--- Begin ---

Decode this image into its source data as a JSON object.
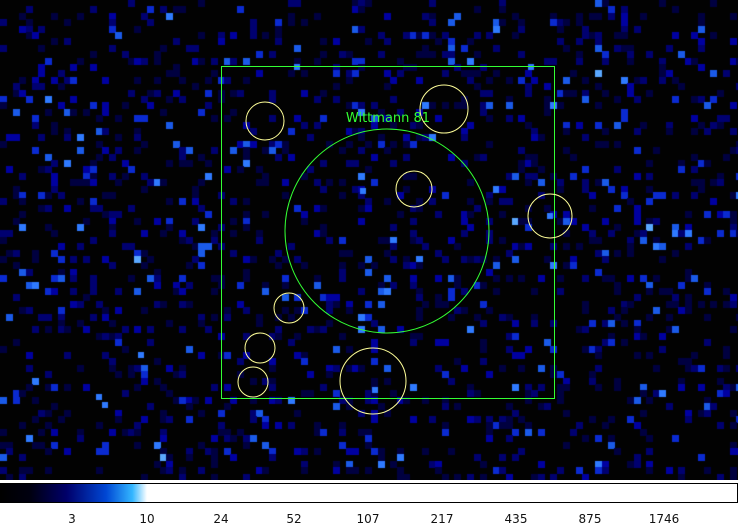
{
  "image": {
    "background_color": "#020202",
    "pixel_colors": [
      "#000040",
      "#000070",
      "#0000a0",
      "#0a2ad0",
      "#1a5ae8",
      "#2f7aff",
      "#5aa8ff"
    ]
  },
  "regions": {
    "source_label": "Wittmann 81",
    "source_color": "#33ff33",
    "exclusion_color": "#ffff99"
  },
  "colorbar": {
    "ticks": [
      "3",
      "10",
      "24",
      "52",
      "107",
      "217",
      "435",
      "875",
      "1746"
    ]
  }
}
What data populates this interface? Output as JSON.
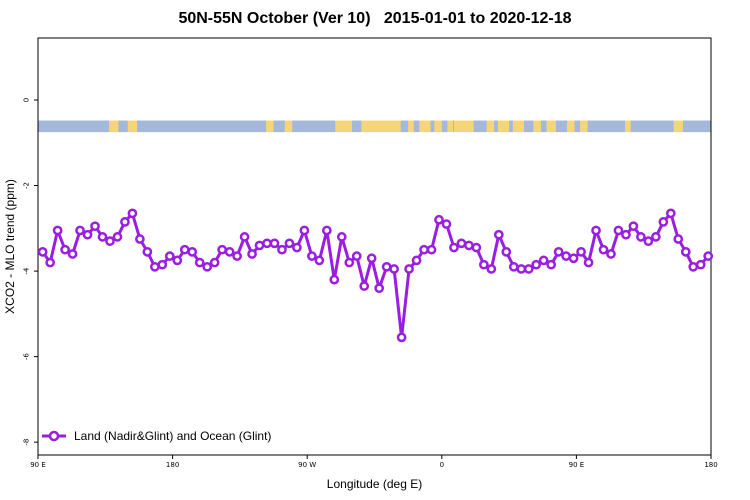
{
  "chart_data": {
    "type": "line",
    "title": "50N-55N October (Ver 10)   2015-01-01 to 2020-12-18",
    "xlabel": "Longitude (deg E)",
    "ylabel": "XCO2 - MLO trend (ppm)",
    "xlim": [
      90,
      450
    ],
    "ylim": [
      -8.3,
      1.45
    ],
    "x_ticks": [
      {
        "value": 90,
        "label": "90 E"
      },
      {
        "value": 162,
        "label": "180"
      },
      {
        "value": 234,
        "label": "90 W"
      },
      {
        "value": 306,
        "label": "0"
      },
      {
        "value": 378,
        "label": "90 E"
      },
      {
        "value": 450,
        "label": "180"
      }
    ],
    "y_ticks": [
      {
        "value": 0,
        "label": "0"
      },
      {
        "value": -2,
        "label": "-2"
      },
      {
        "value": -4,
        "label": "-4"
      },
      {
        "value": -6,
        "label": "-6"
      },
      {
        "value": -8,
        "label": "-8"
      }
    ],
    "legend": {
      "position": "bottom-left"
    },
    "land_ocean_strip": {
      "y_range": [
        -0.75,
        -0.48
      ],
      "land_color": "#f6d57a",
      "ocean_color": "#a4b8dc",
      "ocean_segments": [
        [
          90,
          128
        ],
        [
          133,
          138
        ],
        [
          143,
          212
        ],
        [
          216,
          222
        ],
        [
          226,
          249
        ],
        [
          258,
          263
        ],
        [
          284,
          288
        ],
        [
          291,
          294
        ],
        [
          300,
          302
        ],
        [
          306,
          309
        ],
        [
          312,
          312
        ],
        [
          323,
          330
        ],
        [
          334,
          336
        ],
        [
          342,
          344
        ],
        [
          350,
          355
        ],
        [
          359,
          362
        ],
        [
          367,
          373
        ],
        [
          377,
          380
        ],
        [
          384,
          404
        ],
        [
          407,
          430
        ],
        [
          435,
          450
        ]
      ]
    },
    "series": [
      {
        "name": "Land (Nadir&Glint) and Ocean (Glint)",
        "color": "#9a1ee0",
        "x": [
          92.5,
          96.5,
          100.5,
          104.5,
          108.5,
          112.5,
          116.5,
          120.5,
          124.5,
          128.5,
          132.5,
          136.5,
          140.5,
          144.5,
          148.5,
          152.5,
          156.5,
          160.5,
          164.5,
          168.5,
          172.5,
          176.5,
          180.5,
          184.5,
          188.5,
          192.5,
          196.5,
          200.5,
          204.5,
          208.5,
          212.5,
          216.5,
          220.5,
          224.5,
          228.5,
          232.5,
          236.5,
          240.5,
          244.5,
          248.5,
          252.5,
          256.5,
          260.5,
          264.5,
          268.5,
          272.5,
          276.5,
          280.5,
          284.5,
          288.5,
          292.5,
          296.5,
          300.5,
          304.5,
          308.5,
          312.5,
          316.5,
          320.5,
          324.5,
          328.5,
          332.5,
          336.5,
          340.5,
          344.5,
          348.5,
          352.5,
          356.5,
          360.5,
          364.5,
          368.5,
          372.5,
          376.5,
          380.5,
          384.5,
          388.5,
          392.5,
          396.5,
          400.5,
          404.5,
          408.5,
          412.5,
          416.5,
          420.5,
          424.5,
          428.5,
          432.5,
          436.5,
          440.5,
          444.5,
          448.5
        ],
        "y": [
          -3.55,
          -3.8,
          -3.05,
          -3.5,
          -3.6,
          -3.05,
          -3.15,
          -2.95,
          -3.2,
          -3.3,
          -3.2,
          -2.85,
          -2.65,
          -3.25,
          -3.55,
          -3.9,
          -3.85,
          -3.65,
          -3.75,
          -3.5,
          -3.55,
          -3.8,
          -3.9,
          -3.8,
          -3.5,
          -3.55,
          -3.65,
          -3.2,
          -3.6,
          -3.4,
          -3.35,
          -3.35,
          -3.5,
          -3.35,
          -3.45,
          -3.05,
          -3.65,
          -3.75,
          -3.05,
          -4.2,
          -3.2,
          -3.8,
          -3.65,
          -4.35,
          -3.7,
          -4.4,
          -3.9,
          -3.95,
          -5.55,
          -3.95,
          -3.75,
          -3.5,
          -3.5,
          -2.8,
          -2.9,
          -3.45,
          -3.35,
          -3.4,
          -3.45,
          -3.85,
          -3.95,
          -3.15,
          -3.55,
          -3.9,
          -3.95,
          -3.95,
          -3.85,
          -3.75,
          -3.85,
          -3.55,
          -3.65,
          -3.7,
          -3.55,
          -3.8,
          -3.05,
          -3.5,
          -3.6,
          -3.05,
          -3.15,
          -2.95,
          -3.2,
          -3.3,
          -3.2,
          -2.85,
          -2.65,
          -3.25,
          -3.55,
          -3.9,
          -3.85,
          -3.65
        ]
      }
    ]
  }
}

--- End ---

→ **Task description**
Skip every picture and transcribe the data above exactly.

→ **Expected answer**
Decode this image into its source data as a JSON object.
{
  "image": {
    "background_color": "#020202",
    "pixel_colors": [
      "#000040",
      "#000070",
      "#0000a0",
      "#0a2ad0",
      "#1a5ae8",
      "#2f7aff",
      "#5aa8ff"
    ]
  },
  "regions": {
    "source_label": "Wittmann 81",
    "source_color": "#33ff33",
    "exclusion_color": "#ffff99"
  },
  "colorbar": {
    "ticks": [
      "3",
      "10",
      "24",
      "52",
      "107",
      "217",
      "435",
      "875",
      "1746"
    ]
  }
}
What data populates this interface? Output as JSON.
{
  "chart_data": {
    "type": "line",
    "title": "50N-55N October (Ver 10)   2015-01-01 to 2020-12-18",
    "xlabel": "Longitude (deg E)",
    "ylabel": "XCO2 - MLO trend (ppm)",
    "xlim": [
      90,
      450
    ],
    "ylim": [
      -8.3,
      1.45
    ],
    "x_ticks": [
      {
        "value": 90,
        "label": "90 E"
      },
      {
        "value": 162,
        "label": "180"
      },
      {
        "value": 234,
        "label": "90 W"
      },
      {
        "value": 306,
        "label": "0"
      },
      {
        "value": 378,
        "label": "90 E"
      },
      {
        "value": 450,
        "label": "180"
      }
    ],
    "y_ticks": [
      {
        "value": 0,
        "label": "0"
      },
      {
        "value": -2,
        "label": "-2"
      },
      {
        "value": -4,
        "label": "-4"
      },
      {
        "value": -6,
        "label": "-6"
      },
      {
        "value": -8,
        "label": "-8"
      }
    ],
    "legend": {
      "position": "bottom-left"
    },
    "land_ocean_strip": {
      "y_range": [
        -0.75,
        -0.48
      ],
      "land_color": "#f6d57a",
      "ocean_color": "#a4b8dc",
      "ocean_segments": [
        [
          90,
          128
        ],
        [
          133,
          138
        ],
        [
          143,
          212
        ],
        [
          216,
          222
        ],
        [
          226,
          249
        ],
        [
          258,
          263
        ],
        [
          284,
          288
        ],
        [
          291,
          294
        ],
        [
          300,
          302
        ],
        [
          306,
          309
        ],
        [
          312,
          312
        ],
        [
          323,
          330
        ],
        [
          334,
          336
        ],
        [
          342,
          344
        ],
        [
          350,
          355
        ],
        [
          359,
          362
        ],
        [
          367,
          373
        ],
        [
          377,
          380
        ],
        [
          384,
          404
        ],
        [
          407,
          430
        ],
        [
          435,
          450
        ]
      ]
    },
    "series": [
      {
        "name": "Land (Nadir&Glint) and Ocean (Glint)",
        "color": "#9a1ee0",
        "x": [
          92.5,
          96.5,
          100.5,
          104.5,
          108.5,
          112.5,
          116.5,
          120.5,
          124.5,
          128.5,
          132.5,
          136.5,
          140.5,
          144.5,
          148.5,
          152.5,
          156.5,
          160.5,
          164.5,
          168.5,
          172.5,
          176.5,
          180.5,
          184.5,
          188.5,
          192.5,
          196.5,
          200.5,
          204.5,
          208.5,
          212.5,
          216.5,
          220.5,
          224.5,
          228.5,
          232.5,
          236.5,
          240.5,
          244.5,
          248.5,
          252.5,
          256.5,
          260.5,
          264.5,
          268.5,
          272.5,
          276.5,
          280.5,
          284.5,
          288.5,
          292.5,
          296.5,
          300.5,
          304.5,
          308.5,
          312.5,
          316.5,
          320.5,
          324.5,
          328.5,
          332.5,
          336.5,
          340.5,
          344.5,
          348.5,
          352.5,
          356.5,
          360.5,
          364.5,
          368.5,
          372.5,
          376.5,
          380.5,
          384.5,
          388.5,
          392.5,
          396.5,
          400.5,
          404.5,
          408.5,
          412.5,
          416.5,
          420.5,
          424.5,
          428.5,
          432.5,
          436.5,
          440.5,
          444.5,
          448.5
        ],
        "y": [
          -3.55,
          -3.8,
          -3.05,
          -3.5,
          -3.6,
          -3.05,
          -3.15,
          -2.95,
          -3.2,
          -3.3,
          -3.2,
          -2.85,
          -2.65,
          -3.25,
          -3.55,
          -3.9,
          -3.85,
          -3.65,
          -3.75,
          -3.5,
          -3.55,
          -3.8,
          -3.9,
          -3.8,
          -3.5,
          -3.55,
          -3.65,
          -3.2,
          -3.6,
          -3.4,
          -3.35,
          -3.35,
          -3.5,
          -3.35,
          -3.45,
          -3.05,
          -3.65,
          -3.75,
          -3.05,
          -4.2,
          -3.2,
          -3.8,
          -3.65,
          -4.35,
          -3.7,
          -4.4,
          -3.9,
          -3.95,
          -5.55,
          -3.95,
          -3.75,
          -3.5,
          -3.5,
          -2.8,
          -2.9,
          -3.45,
          -3.35,
          -3.4,
          -3.45,
          -3.85,
          -3.95,
          -3.15,
          -3.55,
          -3.9,
          -3.95,
          -3.95,
          -3.85,
          -3.75,
          -3.85,
          -3.55,
          -3.65,
          -3.7,
          -3.55,
          -3.8,
          -3.05,
          -3.5,
          -3.6,
          -3.05,
          -3.15,
          -2.95,
          -3.2,
          -3.3,
          -3.2,
          -2.85,
          -2.65,
          -3.25,
          -3.55,
          -3.9,
          -3.85,
          -3.65
        ]
      }
    ]
  }
}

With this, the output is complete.